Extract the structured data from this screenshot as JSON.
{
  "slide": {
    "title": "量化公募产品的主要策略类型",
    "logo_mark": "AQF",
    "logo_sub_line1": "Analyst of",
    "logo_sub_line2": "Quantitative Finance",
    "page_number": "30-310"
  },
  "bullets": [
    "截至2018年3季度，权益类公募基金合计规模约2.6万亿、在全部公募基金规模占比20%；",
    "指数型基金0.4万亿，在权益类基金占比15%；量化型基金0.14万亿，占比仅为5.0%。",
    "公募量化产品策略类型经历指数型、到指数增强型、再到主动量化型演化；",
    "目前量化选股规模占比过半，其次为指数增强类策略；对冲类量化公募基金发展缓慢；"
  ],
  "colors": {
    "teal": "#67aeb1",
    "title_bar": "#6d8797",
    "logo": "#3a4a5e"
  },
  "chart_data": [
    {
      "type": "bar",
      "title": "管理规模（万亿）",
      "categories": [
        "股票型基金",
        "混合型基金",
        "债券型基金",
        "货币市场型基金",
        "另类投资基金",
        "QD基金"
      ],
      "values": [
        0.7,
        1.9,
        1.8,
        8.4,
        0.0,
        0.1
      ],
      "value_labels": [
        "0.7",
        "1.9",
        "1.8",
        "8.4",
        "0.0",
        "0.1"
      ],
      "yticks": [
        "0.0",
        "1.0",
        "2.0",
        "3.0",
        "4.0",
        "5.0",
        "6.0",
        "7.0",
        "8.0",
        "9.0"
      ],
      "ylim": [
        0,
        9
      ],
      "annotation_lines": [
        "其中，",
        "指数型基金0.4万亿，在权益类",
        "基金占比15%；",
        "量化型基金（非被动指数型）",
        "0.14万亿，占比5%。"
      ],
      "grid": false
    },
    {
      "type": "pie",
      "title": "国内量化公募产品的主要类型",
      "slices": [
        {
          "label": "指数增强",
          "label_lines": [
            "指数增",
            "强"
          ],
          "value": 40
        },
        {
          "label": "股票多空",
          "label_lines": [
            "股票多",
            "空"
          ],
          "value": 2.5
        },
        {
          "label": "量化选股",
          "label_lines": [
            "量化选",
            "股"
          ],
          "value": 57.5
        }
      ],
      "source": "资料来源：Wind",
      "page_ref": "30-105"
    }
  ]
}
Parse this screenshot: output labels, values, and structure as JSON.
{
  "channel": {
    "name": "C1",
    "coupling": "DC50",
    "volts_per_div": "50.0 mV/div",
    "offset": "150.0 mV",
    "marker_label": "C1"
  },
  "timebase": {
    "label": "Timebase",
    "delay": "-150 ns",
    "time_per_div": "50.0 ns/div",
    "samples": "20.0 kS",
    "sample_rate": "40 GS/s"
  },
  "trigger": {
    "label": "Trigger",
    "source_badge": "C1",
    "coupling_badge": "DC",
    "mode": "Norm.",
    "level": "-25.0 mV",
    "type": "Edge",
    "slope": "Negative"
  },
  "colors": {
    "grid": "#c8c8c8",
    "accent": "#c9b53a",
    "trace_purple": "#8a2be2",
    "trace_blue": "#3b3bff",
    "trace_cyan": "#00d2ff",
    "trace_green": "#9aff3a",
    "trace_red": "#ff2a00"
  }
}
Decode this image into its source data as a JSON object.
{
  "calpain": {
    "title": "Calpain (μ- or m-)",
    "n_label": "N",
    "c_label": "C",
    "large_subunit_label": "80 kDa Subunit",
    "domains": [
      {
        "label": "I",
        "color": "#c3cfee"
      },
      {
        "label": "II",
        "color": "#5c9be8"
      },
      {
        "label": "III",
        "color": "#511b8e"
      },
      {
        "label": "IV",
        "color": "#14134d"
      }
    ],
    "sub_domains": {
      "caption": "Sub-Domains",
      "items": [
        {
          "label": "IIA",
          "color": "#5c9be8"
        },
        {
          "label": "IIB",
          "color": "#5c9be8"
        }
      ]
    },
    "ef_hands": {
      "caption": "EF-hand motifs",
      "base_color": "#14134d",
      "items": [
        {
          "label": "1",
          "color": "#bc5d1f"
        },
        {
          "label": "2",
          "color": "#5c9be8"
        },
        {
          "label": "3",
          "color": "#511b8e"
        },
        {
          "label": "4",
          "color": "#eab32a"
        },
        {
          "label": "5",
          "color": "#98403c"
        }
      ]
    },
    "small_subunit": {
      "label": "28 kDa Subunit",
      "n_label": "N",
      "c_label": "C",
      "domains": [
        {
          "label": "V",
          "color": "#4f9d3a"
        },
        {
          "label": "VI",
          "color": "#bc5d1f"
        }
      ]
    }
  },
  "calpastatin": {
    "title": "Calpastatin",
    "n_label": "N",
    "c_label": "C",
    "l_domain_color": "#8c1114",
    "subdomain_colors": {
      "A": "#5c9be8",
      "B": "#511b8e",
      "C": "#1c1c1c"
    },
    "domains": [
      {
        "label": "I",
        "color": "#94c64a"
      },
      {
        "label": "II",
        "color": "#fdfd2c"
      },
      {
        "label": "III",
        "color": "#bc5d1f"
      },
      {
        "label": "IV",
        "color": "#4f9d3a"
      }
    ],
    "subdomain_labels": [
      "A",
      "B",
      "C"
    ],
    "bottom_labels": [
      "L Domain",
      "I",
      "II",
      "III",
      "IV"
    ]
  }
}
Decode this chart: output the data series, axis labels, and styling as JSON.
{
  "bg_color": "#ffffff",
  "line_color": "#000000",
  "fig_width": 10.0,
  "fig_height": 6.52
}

---+---

- WHAT IS REQUIRED -
Print the complete listing again, exactly as it stands.

- FINAL RESULT -
Extract the structured data from this screenshot as JSON.
{
  "slide": {
    "title": "量化公募产品的主要策略类型",
    "logo_mark": "AQF",
    "logo_sub_line1": "Analyst of",
    "logo_sub_line2": "Quantitative Finance",
    "page_number": "30-310"
  },
  "bullets": [
    "截至2018年3季度，权益类公募基金合计规模约2.6万亿、在全部公募基金规模占比20%；",
    "指数型基金0.4万亿，在权益类基金占比15%；量化型基金0.14万亿，占比仅为5.0%。",
    "公募量化产品策略类型经历指数型、到指数增强型、再到主动量化型演化；",
    "目前量化选股规模占比过半，其次为指数增强类策略；对冲类量化公募基金发展缓慢；"
  ],
  "colors": {
    "teal": "#67aeb1",
    "title_bar": "#6d8797",
    "logo": "#3a4a5e"
  },
  "chart_data": [
    {
      "type": "bar",
      "title": "管理规模（万亿）",
      "categories": [
        "股票型基金",
        "混合型基金",
        "债券型基金",
        "货币市场型基金",
        "另类投资基金",
        "QD基金"
      ],
      "values": [
        0.7,
        1.9,
        1.8,
        8.4,
        0.0,
        0.1
      ],
      "value_labels": [
        "0.7",
        "1.9",
        "1.8",
        "8.4",
        "0.0",
        "0.1"
      ],
      "yticks": [
        "0.0",
        "1.0",
        "2.0",
        "3.0",
        "4.0",
        "5.0",
        "6.0",
        "7.0",
        "8.0",
        "9.0"
      ],
      "ylim": [
        0,
        9
      ],
      "annotation_lines": [
        "其中，",
        "指数型基金0.4万亿，在权益类",
        "基金占比15%；",
        "量化型基金（非被动指数型）",
        "0.14万亿，占比5%。"
      ],
      "grid": false
    },
    {
      "type": "pie",
      "title": "国内量化公募产品的主要类型",
      "slices": [
        {
          "label": "指数增强",
          "label_lines": [
            "指数增",
            "强"
          ],
          "value": 40
        },
        {
          "label": "股票多空",
          "label_lines": [
            "股票多",
            "空"
          ],
          "value": 2.5
        },
        {
          "label": "量化选股",
          "label_lines": [
            "量化选",
            "股"
          ],
          "value": 57.5
        }
      ],
      "source": "资料来源：Wind",
      "page_ref": "30-105"
    }
  ]
}
Parse this screenshot: output labels, values, and structure as JSON.
{
  "channel": {
    "name": "C1",
    "coupling": "DC50",
    "volts_per_div": "50.0 mV/div",
    "offset": "150.0 mV",
    "marker_label": "C1"
  },
  "timebase": {
    "label": "Timebase",
    "delay": "-150 ns",
    "time_per_div": "50.0 ns/div",
    "samples": "20.0 kS",
    "sample_rate": "40 GS/s"
  },
  "trigger": {
    "label": "Trigger",
    "source_badge": "C1",
    "coupling_badge": "DC",
    "mode": "Norm.",
    "level": "-25.0 mV",
    "type": "Edge",
    "slope": "Negative"
  },
  "colors": {
    "grid": "#c8c8c8",
    "accent": "#c9b53a",
    "trace_purple": "#8a2be2",
    "trace_blue": "#3b3bff",
    "trace_cyan": "#00d2ff",
    "trace_green": "#9aff3a",
    "trace_red": "#ff2a00"
  }
}
Decode this image into its source data as a JSON object.
{
  "calpain": {
    "title": "Calpain (μ- or m-)",
    "n_label": "N",
    "c_label": "C",
    "large_subunit_label": "80 kDa Subunit",
    "domains": [
      {
        "label": "I",
        "color": "#c3cfee"
      },
      {
        "label": "II",
        "color": "#5c9be8"
      },
      {
        "label": "III",
        "color": "#511b8e"
      },
      {
        "label": "IV",
        "color": "#14134d"
      }
    ],
    "sub_domains": {
      "caption": "Sub-Domains",
      "items": [
        {
          "label": "IIA",
          "color": "#5c9be8"
        },
        {
          "label": "IIB",
          "color": "#5c9be8"
        }
      ]
    },
    "ef_hands": {
      "caption": "EF-hand motifs",
      "base_color": "#14134d",
      "items": [
        {
          "label": "1",
          "color": "#bc5d1f"
        },
        {
          "label": "2",
          "color": "#5c9be8"
        },
        {
          "label": "3",
          "color": "#511b8e"
        },
        {
          "label": "4",
          "color": "#eab32a"
        },
        {
          "label": "5",
          "color": "#98403c"
        }
      ]
    },
    "small_subunit": {
      "label": "28 kDa Subunit",
      "n_label": "N",
      "c_label": "C",
      "domains": [
        {
          "label": "V",
          "color": "#4f9d3a"
        },
        {
          "label": "VI",
          "color": "#bc5d1f"
        }
      ]
    }
  },
  "calpastatin": {
    "title": "Calpastatin",
    "n_label": "N",
    "c_label": "C",
    "l_domain_color": "#8c1114",
    "subdomain_colors": {
      "A": "#5c9be8",
      "B": "#511b8e",
      "C": "#1c1c1c"
    },
    "domains": [
      {
        "label": "I",
        "color": "#94c64a"
      },
      {
        "label": "II",
        "color": "#fdfd2c"
      },
      {
        "label": "III",
        "color": "#bc5d1f"
      },
      {
        "label": "IV",
        "color": "#4f9d3a"
      }
    ],
    "subdomain_labels": [
      "A",
      "B",
      "C"
    ],
    "bottom_labels": [
      "L Domain",
      "I",
      "II",
      "III",
      "IV"
    ]
  }
}
Decode this chart: output the data series, axis labels, and styling as JSON.
{
  "bg_color": "#ffffff",
  "line_color": "#000000",
  "fig_width": 10.0,
  "fig_height": 6.52
}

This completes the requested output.